GOAL OF THE EXERCISE:
Transcribe every entry word for word, but skip the images.

------

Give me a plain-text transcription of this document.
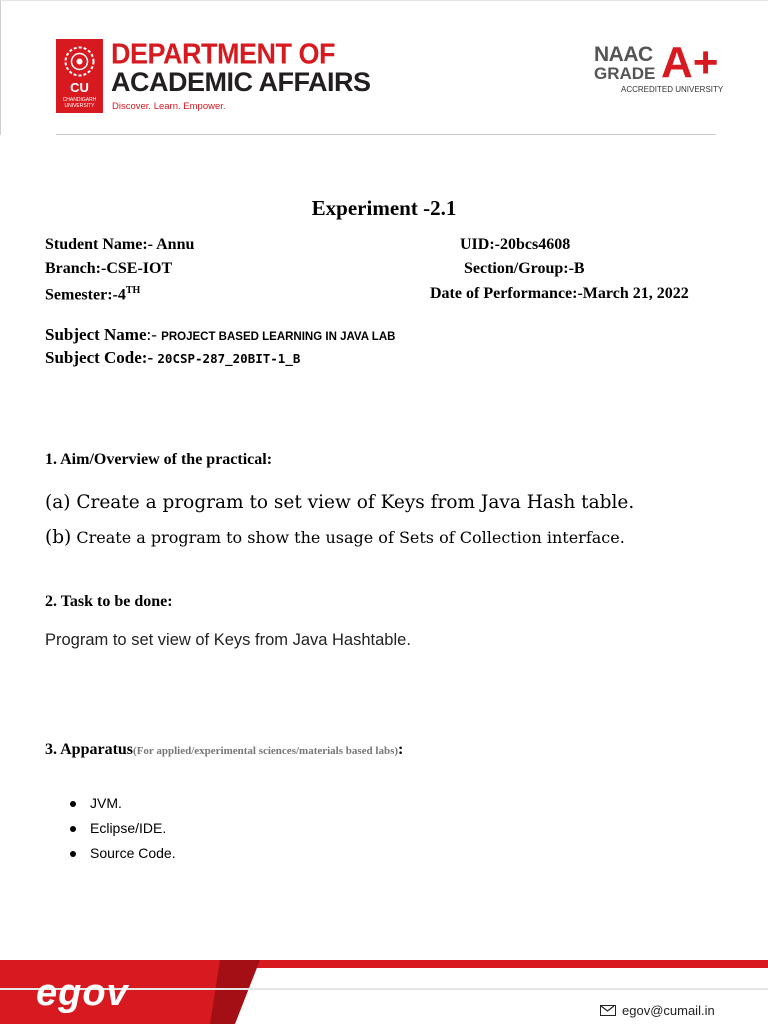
CU
CHANDIGARH UNIVERSITY
DEPARTMENT OF
ACADEMIC AFFAIRS
Discover. Learn. Empower.
NAAC
GRADE A+
ACCREDITED UNIVERSITY
Experiment -2.1
Student Name:- Annu	UID:-20bcs4608
Branch:-CSE-IOT	Section/Group:-B
Semester:-4TH	Date of Performance:-March 21, 2022
Subject Name:- PROJECT BASED LEARNING IN JAVA LAB
Subject Code:- 20CSP-287_20BIT-1_B
1. Aim/Overview of the practical:
(a) Create a program to set view of Keys from Java Hash table.
(b) Create a program to show the usage of Sets of Collection interface.
2. Task to be done:
Program to set view of Keys from Java Hashtable.
3. Apparatus(For applied/experimental sciences/materials based labs):
JVM.
Eclipse/IDE.
Source Code.
egov	egov@cumail.in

------

RIGHT ANSWER:
Give me a plain-text transcription of this document.
CU
CHANDIGARH UNIVERSITY
DEPARTMENT OF
ACADEMIC AFFAIRS
Discover. Learn. Empower.
NAAC
GRADE A+
ACCREDITED UNIVERSITY
Experiment -2.1
Student Name:- Annu	UID:-20bcs4608
Branch:-CSE-IOT	Section/Group:-B
Semester:-4TH	Date of Performance:-March 21, 2022
Subject Name:- PROJECT BASED LEARNING IN JAVA LAB
Subject Code:- 20CSP-287_20BIT-1_B
1. Aim/Overview of the practical:
(a) Create a program to set view of Keys from Java Hash table.
(b) Create a program to show the usage of Sets of Collection interface.
2. Task to be done:
Program to set view of Keys from Java Hashtable.
3. Apparatus(For applied/experimental sciences/materials based labs):
JVM.
Eclipse/IDE.
Source Code.
egov	egov@cumail.in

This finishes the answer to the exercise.